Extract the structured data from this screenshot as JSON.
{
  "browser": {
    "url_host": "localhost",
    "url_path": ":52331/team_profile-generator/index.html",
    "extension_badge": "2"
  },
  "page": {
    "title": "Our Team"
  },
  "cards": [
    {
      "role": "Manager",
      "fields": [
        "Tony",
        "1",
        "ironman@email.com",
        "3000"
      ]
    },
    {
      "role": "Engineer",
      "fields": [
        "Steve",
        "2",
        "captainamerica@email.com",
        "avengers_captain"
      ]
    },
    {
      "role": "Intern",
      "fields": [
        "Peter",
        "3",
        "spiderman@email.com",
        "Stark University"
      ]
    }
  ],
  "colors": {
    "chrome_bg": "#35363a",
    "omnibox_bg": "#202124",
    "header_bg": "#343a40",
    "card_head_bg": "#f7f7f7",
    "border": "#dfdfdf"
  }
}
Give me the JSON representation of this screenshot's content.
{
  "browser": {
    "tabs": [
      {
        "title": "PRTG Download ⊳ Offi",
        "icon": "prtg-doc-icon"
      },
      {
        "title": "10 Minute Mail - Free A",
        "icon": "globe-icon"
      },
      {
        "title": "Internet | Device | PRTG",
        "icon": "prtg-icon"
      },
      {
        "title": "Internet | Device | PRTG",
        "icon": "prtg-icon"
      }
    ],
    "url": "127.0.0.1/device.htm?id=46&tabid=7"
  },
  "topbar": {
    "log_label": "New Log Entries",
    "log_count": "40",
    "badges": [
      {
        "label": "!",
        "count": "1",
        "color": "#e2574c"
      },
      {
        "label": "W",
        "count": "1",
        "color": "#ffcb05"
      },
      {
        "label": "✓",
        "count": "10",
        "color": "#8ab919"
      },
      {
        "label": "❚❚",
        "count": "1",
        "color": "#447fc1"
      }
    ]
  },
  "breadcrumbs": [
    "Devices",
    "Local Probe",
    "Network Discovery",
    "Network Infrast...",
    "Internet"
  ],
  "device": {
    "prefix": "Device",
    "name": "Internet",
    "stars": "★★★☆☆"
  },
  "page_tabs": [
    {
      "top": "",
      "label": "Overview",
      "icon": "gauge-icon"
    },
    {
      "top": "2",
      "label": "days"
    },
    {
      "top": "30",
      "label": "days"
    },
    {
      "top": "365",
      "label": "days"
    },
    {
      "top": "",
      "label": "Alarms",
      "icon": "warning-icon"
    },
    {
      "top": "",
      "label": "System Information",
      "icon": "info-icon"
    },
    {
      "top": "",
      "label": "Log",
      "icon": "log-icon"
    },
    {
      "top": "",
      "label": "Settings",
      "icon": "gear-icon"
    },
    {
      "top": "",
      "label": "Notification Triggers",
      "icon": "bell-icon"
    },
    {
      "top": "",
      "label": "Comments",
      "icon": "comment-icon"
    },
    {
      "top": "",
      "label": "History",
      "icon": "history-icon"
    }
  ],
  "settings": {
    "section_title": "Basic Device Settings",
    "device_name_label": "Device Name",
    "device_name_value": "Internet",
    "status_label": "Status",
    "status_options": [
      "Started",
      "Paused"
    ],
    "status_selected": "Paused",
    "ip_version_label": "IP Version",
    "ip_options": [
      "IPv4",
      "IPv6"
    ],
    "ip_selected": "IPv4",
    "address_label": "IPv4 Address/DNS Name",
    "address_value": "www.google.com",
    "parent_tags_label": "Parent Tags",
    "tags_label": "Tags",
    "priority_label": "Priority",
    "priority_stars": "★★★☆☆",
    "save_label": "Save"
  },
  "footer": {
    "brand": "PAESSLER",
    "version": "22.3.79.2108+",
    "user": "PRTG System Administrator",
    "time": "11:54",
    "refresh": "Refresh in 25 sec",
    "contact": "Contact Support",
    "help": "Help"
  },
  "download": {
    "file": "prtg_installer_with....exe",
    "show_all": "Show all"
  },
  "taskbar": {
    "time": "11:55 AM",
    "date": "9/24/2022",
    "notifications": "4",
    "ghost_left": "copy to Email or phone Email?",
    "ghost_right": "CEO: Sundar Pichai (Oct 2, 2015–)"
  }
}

----

WHAT NEEDS TO BE DONE
All of the data above should be transcribed exactly.

WRITTEN ANSWER
Extract the structured data from this screenshot as JSON.
{
  "browser": {
    "url_host": "localhost",
    "url_path": ":52331/team_profile-generator/index.html",
    "extension_badge": "2"
  },
  "page": {
    "title": "Our Team"
  },
  "cards": [
    {
      "role": "Manager",
      "fields": [
        "Tony",
        "1",
        "ironman@email.com",
        "3000"
      ]
    },
    {
      "role": "Engineer",
      "fields": [
        "Steve",
        "2",
        "captainamerica@email.com",
        "avengers_captain"
      ]
    },
    {
      "role": "Intern",
      "fields": [
        "Peter",
        "3",
        "spiderman@email.com",
        "Stark University"
      ]
    }
  ],
  "colors": {
    "chrome_bg": "#35363a",
    "omnibox_bg": "#202124",
    "header_bg": "#343a40",
    "card_head_bg": "#f7f7f7",
    "border": "#dfdfdf"
  }
}
Give me the JSON representation of this screenshot's content.
{
  "browser": {
    "tabs": [
      {
        "title": "PRTG Download ⊳ Offi",
        "icon": "prtg-doc-icon"
      },
      {
        "title": "10 Minute Mail - Free A",
        "icon": "globe-icon"
      },
      {
        "title": "Internet | Device | PRTG",
        "icon": "prtg-icon"
      },
      {
        "title": "Internet | Device | PRTG",
        "icon": "prtg-icon"
      }
    ],
    "url": "127.0.0.1/device.htm?id=46&tabid=7"
  },
  "topbar": {
    "log_label": "New Log Entries",
    "log_count": "40",
    "badges": [
      {
        "label": "!",
        "count": "1",
        "color": "#e2574c"
      },
      {
        "label": "W",
        "count": "1",
        "color": "#ffcb05"
      },
      {
        "label": "✓",
        "count": "10",
        "color": "#8ab919"
      },
      {
        "label": "❚❚",
        "count": "1",
        "color": "#447fc1"
      }
    ]
  },
  "breadcrumbs": [
    "Devices",
    "Local Probe",
    "Network Discovery",
    "Network Infrast...",
    "Internet"
  ],
  "device": {
    "prefix": "Device",
    "name": "Internet",
    "stars": "★★★☆☆"
  },
  "page_tabs": [
    {
      "top": "",
      "label": "Overview",
      "icon": "gauge-icon"
    },
    {
      "top": "2",
      "label": "days"
    },
    {
      "top": "30",
      "label": "days"
    },
    {
      "top": "365",
      "label": "days"
    },
    {
      "top": "",
      "label": "Alarms",
      "icon": "warning-icon"
    },
    {
      "top": "",
      "label": "System Information",
      "icon": "info-icon"
    },
    {
      "top": "",
      "label": "Log",
      "icon": "log-icon"
    },
    {
      "top": "",
      "label": "Settings",
      "icon": "gear-icon"
    },
    {
      "top": "",
      "label": "Notification Triggers",
      "icon": "bell-icon"
    },
    {
      "top": "",
      "label": "Comments",
      "icon": "comment-icon"
    },
    {
      "top": "",
      "label": "History",
      "icon": "history-icon"
    }
  ],
  "settings": {
    "section_title": "Basic Device Settings",
    "device_name_label": "Device Name",
    "device_name_value": "Internet",
    "status_label": "Status",
    "status_options": [
      "Started",
      "Paused"
    ],
    "status_selected": "Paused",
    "ip_version_label": "IP Version",
    "ip_options": [
      "IPv4",
      "IPv6"
    ],
    "ip_selected": "IPv4",
    "address_label": "IPv4 Address/DNS Name",
    "address_value": "www.google.com",
    "parent_tags_label": "Parent Tags",
    "tags_label": "Tags",
    "priority_label": "Priority",
    "priority_stars": "★★★☆☆",
    "save_label": "Save"
  },
  "footer": {
    "brand": "PAESSLER",
    "version": "22.3.79.2108+",
    "user": "PRTG System Administrator",
    "time": "11:54",
    "refresh": "Refresh in 25 sec",
    "contact": "Contact Support",
    "help": "Help"
  },
  "download": {
    "file": "prtg_installer_with....exe",
    "show_all": "Show all"
  },
  "taskbar": {
    "time": "11:55 AM",
    "date": "9/24/2022",
    "notifications": "4",
    "ghost_left": "copy to Email or phone Email?",
    "ghost_right": "CEO: Sundar Pichai (Oct 2, 2015–)"
  }
}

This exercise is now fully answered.